**OBJECTIVE**: Read the entries below and pull out each line with the string "فلما".
╭─ RECORDS PROVIDED
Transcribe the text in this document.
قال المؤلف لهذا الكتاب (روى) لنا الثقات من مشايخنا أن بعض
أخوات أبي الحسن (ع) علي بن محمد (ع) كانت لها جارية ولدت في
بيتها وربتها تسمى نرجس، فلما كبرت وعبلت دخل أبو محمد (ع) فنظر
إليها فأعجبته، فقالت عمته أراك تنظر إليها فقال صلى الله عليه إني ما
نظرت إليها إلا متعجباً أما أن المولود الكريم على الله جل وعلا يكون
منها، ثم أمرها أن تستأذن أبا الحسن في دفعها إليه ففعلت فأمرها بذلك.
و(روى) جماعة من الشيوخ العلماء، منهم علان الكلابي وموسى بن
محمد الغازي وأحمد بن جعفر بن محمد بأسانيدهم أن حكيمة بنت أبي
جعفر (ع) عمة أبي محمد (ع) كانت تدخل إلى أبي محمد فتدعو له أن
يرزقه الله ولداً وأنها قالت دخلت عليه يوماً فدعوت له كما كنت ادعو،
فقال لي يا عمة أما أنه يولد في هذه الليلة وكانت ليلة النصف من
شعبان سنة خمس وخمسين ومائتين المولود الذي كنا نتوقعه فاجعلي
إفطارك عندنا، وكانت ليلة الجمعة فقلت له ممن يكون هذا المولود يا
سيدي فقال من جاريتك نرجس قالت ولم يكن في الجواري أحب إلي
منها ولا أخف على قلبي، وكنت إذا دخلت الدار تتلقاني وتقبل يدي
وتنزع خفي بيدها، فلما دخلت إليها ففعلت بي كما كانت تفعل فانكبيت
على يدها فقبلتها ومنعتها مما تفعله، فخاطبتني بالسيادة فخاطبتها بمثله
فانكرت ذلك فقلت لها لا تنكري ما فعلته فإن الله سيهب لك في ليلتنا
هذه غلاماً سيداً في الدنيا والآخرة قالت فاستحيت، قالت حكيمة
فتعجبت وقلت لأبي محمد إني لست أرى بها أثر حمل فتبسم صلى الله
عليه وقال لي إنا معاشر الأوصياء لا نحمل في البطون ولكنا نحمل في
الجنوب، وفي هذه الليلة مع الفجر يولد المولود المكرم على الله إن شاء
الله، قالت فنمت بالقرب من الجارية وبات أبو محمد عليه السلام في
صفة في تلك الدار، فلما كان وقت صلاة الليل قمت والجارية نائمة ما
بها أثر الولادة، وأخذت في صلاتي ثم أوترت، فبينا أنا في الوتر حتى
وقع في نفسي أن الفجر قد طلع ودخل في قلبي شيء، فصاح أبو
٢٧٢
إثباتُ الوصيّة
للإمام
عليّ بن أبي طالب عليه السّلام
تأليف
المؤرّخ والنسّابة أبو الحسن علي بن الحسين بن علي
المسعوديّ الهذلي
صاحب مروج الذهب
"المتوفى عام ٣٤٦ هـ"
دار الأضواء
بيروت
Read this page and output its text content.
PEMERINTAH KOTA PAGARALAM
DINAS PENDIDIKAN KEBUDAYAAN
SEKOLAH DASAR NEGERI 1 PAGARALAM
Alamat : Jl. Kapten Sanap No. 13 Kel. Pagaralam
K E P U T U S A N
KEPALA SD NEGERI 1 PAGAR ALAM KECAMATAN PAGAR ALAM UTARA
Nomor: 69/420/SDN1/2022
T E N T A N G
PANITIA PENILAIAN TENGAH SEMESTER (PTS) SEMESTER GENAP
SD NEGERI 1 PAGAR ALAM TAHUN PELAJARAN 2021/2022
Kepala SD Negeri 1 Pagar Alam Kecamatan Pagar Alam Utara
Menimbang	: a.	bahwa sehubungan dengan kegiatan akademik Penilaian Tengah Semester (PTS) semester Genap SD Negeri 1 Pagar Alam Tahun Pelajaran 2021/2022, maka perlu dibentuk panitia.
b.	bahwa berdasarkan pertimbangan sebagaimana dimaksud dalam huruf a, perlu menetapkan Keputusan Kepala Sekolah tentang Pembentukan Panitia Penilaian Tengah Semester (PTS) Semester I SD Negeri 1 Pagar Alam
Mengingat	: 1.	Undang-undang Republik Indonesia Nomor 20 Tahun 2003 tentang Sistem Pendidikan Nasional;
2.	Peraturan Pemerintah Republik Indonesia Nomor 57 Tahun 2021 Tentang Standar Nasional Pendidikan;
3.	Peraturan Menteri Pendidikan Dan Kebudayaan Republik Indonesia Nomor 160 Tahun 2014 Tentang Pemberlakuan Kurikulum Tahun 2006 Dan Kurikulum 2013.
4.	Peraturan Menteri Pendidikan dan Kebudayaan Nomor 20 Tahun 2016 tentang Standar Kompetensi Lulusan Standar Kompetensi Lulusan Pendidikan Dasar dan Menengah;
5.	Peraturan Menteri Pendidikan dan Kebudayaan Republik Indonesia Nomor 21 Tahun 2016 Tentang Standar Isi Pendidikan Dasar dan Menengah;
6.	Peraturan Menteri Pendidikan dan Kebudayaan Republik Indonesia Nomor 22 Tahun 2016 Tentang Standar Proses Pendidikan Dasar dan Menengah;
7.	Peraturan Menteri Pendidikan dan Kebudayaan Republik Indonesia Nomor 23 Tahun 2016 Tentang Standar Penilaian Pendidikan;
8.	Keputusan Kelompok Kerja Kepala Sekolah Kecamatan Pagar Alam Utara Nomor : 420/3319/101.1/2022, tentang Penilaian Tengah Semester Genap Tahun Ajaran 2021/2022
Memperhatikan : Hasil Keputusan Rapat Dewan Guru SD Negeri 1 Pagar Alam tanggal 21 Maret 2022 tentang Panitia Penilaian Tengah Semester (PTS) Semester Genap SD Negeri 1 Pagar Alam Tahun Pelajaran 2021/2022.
╰─
**FULL OUTPUT**:
بيتها وربتها تسمى نرجس، فلما كبرت وعبلت دخل أبو محمد (ع) فنظر
وتنزع خفي بيدها، فلما دخلت إليها ففعلت بي كما كانت تفعل فانكبيت
صفة في تلك الدار، فلما كان وقت صلاة الليل قمت والجارية نائمة ما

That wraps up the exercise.